The problem:
Say how many lines below have "Actinobacteria" in them, giving the number alone.

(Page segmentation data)

:::::

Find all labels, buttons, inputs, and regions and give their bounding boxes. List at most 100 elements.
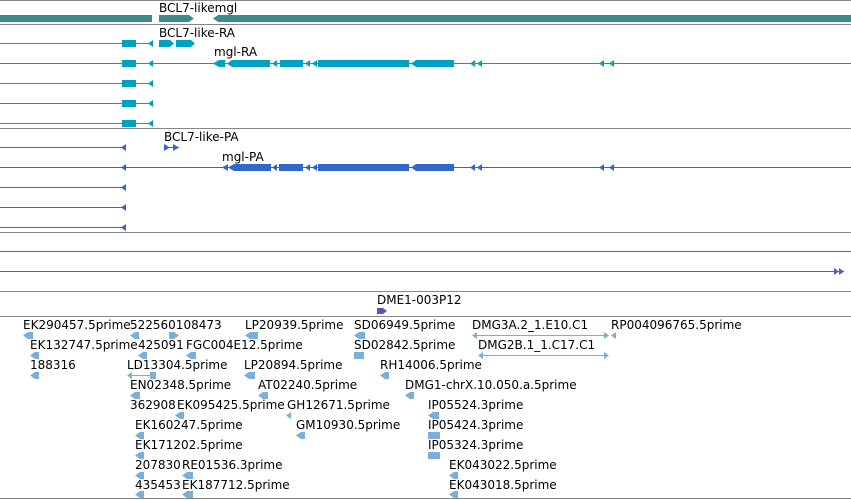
est-label: IP05324.3prime <box>428 438 523 452</box>
est-label: RE01536.3prime <box>182 458 283 472</box>
est-feature[interactable] <box>354 352 364 359</box>
gene-feature[interactable] <box>0 15 152 22</box>
est-label: EN02348.5prime <box>130 378 231 392</box>
est-feature[interactable] <box>258 392 268 399</box>
est-label: SD06949.5prime <box>354 318 455 332</box>
est-label: RH14006.5prime <box>380 358 482 372</box>
est-feature[interactable] <box>186 352 196 359</box>
est-label: SD02842.5prime <box>354 338 455 352</box>
est-feature[interactable] <box>449 472 458 479</box>
transcript-label: mgl-RA <box>214 45 258 59</box>
est-feature[interactable] <box>245 332 258 339</box>
gene-feature-mgl[interactable] <box>218 15 851 22</box>
alignment-arrow <box>839 268 844 275</box>
est-label: IP05524.3prime <box>428 398 523 412</box>
transcript-row[interactable] <box>0 120 153 127</box>
est-feature[interactable] <box>175 412 184 419</box>
est-feature[interactable] <box>405 392 414 399</box>
protein-label: mgl-PA <box>222 150 264 164</box>
est-feature[interactable] <box>286 412 291 419</box>
gene-strand-arrow <box>213 15 218 22</box>
est-label: FGC004E12.5prime <box>186 338 303 352</box>
est-label: 188316 <box>30 358 76 372</box>
transcript-row[interactable] <box>0 40 195 47</box>
est-feature[interactable] <box>127 372 156 379</box>
est-track-features <box>23 332 616 498</box>
clone-arrow <box>383 308 387 314</box>
est-feature[interactable] <box>428 412 439 419</box>
est-label: 362908 <box>130 398 176 412</box>
clone-label: DME1-003P12 <box>377 293 462 307</box>
est-feature[interactable] <box>354 332 365 339</box>
est-label: EK290457.5prime <box>23 318 131 332</box>
est-feature[interactable] <box>135 432 144 439</box>
est-label: LP20939.5prime <box>245 318 344 332</box>
clone-track: DME1-003P12 <box>377 293 462 314</box>
transcript-label: BCL7-like-RA <box>159 26 236 40</box>
est-label: EK043022.5prime <box>449 458 557 472</box>
protein-row[interactable] <box>0 184 126 191</box>
est-feature[interactable] <box>182 491 193 498</box>
alignment-arrow <box>834 268 839 275</box>
est-feature[interactable] <box>135 452 144 459</box>
est-feature[interactable] <box>130 392 140 399</box>
est-feature[interactable] <box>138 352 147 359</box>
est-feature[interactable] <box>478 352 609 359</box>
protein-row[interactable] <box>0 144 179 151</box>
est-label: EK095425.5prime <box>177 398 285 412</box>
est-label: GM10930.5prime <box>296 418 400 432</box>
transcript-row-mgl-ra[interactable] <box>0 60 851 67</box>
est-feature[interactable] <box>611 332 616 339</box>
est-feature[interactable] <box>130 332 139 339</box>
est-label: LP20894.5prime <box>244 358 343 372</box>
transcript-row[interactable] <box>0 100 153 107</box>
est-label: 435453 <box>135 478 181 492</box>
gene-label: BCL7-likemgl <box>159 1 237 15</box>
est-feature[interactable] <box>296 432 305 439</box>
transcript-row[interactable] <box>0 80 153 87</box>
est-label: DMG2B.1_1.C17.C1 <box>478 338 595 352</box>
est-feature[interactable] <box>23 332 33 339</box>
est-feature[interactable] <box>182 472 193 479</box>
est-label: LD13304.5prime <box>127 358 228 372</box>
est-feature[interactable] <box>380 372 389 379</box>
gene-strand-arrow <box>189 15 194 22</box>
est-feature[interactable] <box>169 332 179 339</box>
est-label: DMG1-chrX.10.050.a.5prime <box>405 378 577 392</box>
transcript-track: BCL7-like-RA mgl-RA <box>0 26 851 127</box>
alignment-track <box>0 251 851 275</box>
gene-track: BCL7-likemgl <box>0 1 851 22</box>
est-feature[interactable] <box>472 332 609 339</box>
est-label: AT02240.5prime <box>258 378 357 392</box>
est-label: EK187712.5prime <box>182 478 290 492</box>
protein-label: BCL7-like-PA <box>164 130 239 144</box>
est-feature[interactable] <box>30 372 39 379</box>
est-label: 425091 <box>138 338 184 352</box>
protein-track: BCL7-like-PA mgl-PA <box>0 130 851 231</box>
est-feature[interactable] <box>135 491 144 498</box>
protein-row-mgl-pa[interactable] <box>0 164 851 171</box>
protein-row[interactable] <box>0 224 126 231</box>
est-feature[interactable] <box>428 452 440 459</box>
est-track-labels: EK290457.5prime 522560108473 LP20939.5pr… <box>23 318 742 492</box>
est-label: EK132747.5prime <box>30 338 138 352</box>
est-label: EK043018.5prime <box>449 478 557 492</box>
est-feature[interactable] <box>449 491 458 498</box>
protein-row[interactable] <box>0 204 126 211</box>
est-label: GH12671.5prime <box>287 398 390 412</box>
est-label: DMG3A.2_1.E10.C1 <box>472 318 588 332</box>
est-feature[interactable] <box>30 352 39 359</box>
gene-feature-bcl7-like[interactable] <box>159 15 189 22</box>
est-feature[interactable] <box>428 432 440 439</box>
est-label: 522560108473 <box>130 318 222 332</box>
est-label: 207830 <box>135 458 181 472</box>
est-feature[interactable] <box>135 472 144 479</box>
est-label: IP05424.3prime <box>428 418 523 432</box>
est-feature[interactable] <box>244 372 255 379</box>
clone-feature[interactable] <box>377 308 383 314</box>
est-label: EK171202.5prime <box>135 438 243 452</box>
est-label: RP004096765.5prime <box>611 318 742 332</box>
est-label: EK160247.5prime <box>135 418 243 432</box>
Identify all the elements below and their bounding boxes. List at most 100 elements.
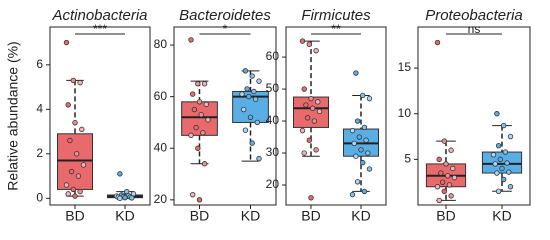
data-point [72, 119, 78, 126]
chart: Relative abundance (%) Actinobacteria 0 2 4… [5, 7, 531, 224]
data-point [198, 112, 204, 118]
plot-frame [173, 26, 277, 206]
data-point [65, 102, 71, 108]
y-tick-label: 10 [398, 106, 412, 120]
data-point [313, 47, 319, 54]
significance-label: * [223, 22, 228, 36]
significance-label: ** [331, 22, 341, 36]
data-point [494, 170, 500, 176]
data-point [77, 188, 83, 195]
significance-label: *** [93, 22, 107, 36]
x-tick-label: BD [301, 208, 320, 224]
data-point [299, 127, 306, 134]
data-point [80, 162, 87, 168]
plot-frame [285, 26, 387, 206]
data-point [77, 79, 83, 86]
data-point [247, 114, 254, 120]
data-point [436, 156, 442, 163]
data-point [244, 86, 250, 92]
data-point [365, 150, 371, 156]
data-point [434, 184, 441, 190]
data-point [196, 99, 203, 105]
data-point [451, 174, 458, 181]
data-point [450, 165, 456, 172]
data-point [492, 161, 498, 167]
data-point [72, 193, 78, 199]
data-point [361, 188, 368, 195]
data-point [448, 193, 454, 199]
data-point [195, 145, 201, 151]
data-point [351, 140, 357, 147]
data-point [441, 188, 447, 195]
data-point [240, 106, 247, 113]
data-point [200, 130, 206, 136]
y-tick-label: 20 [154, 192, 168, 206]
y-axis-label: Relative abundance (%) [5, 41, 21, 190]
data-point [246, 93, 252, 100]
data-point [439, 179, 446, 185]
y-tick-label: 5 [404, 152, 411, 166]
data-point [366, 166, 373, 172]
data-point [299, 38, 306, 44]
data-point [65, 191, 71, 197]
data-point [436, 197, 442, 204]
data-point [189, 191, 196, 198]
panel-title: Bacteroidetes [179, 7, 271, 24]
y-tick-label: 40 [154, 140, 168, 154]
data-point [316, 108, 323, 115]
data-point [303, 102, 309, 108]
x-tick-label: BD [190, 208, 209, 224]
y-tick-label: 60 [266, 49, 280, 63]
box [293, 96, 329, 128]
data-point [360, 159, 366, 166]
data-point [188, 132, 194, 139]
data-point [499, 165, 505, 172]
data-point [70, 186, 76, 193]
significance-label: ns [468, 22, 481, 36]
x-tick-label: KD [351, 208, 370, 224]
box [481, 151, 523, 174]
data-point [249, 73, 255, 79]
data-point [349, 191, 356, 198]
data-point [195, 81, 201, 87]
data-point [301, 150, 307, 156]
data-point [304, 115, 311, 121]
data-point [70, 77, 76, 84]
data-point [254, 119, 260, 126]
y-tick-label: 80 [154, 37, 168, 51]
x-tick-label: KD [492, 208, 511, 224]
data-point [122, 194, 128, 201]
data-point [353, 70, 359, 76]
x-tick-label: KD [241, 208, 260, 224]
data-point [494, 111, 500, 117]
y-tick-label: 60 [154, 89, 168, 103]
data-point [448, 147, 454, 153]
x-tick-label: KD [115, 208, 134, 224]
box [181, 101, 218, 136]
data-point [242, 127, 249, 133]
data-point [308, 95, 314, 102]
plot-frame [49, 26, 151, 206]
data-point [358, 147, 364, 153]
data-point [79, 126, 85, 133]
data-point [354, 118, 361, 124]
y-tick-label: 50 [266, 81, 280, 95]
panel-title: Actinobacteria [51, 7, 147, 24]
data-point [252, 96, 259, 102]
y-tick-label: 20 [266, 177, 280, 191]
data-point [201, 81, 208, 87]
data-point [306, 137, 312, 143]
data-point [73, 151, 80, 157]
data-point [63, 39, 70, 46]
data-point [63, 182, 70, 188]
data-point [434, 39, 441, 46]
data-point [75, 173, 82, 179]
y-tick-label: 0 [36, 190, 43, 204]
data-point [251, 88, 257, 95]
y-tick-label: 15 [398, 60, 412, 74]
data-point [438, 170, 444, 176]
data-point [67, 137, 73, 144]
y-tick-label: 30 [266, 145, 280, 159]
data-point [201, 161, 208, 167]
plot-frame [417, 26, 531, 206]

:::::

Exercise solution:
2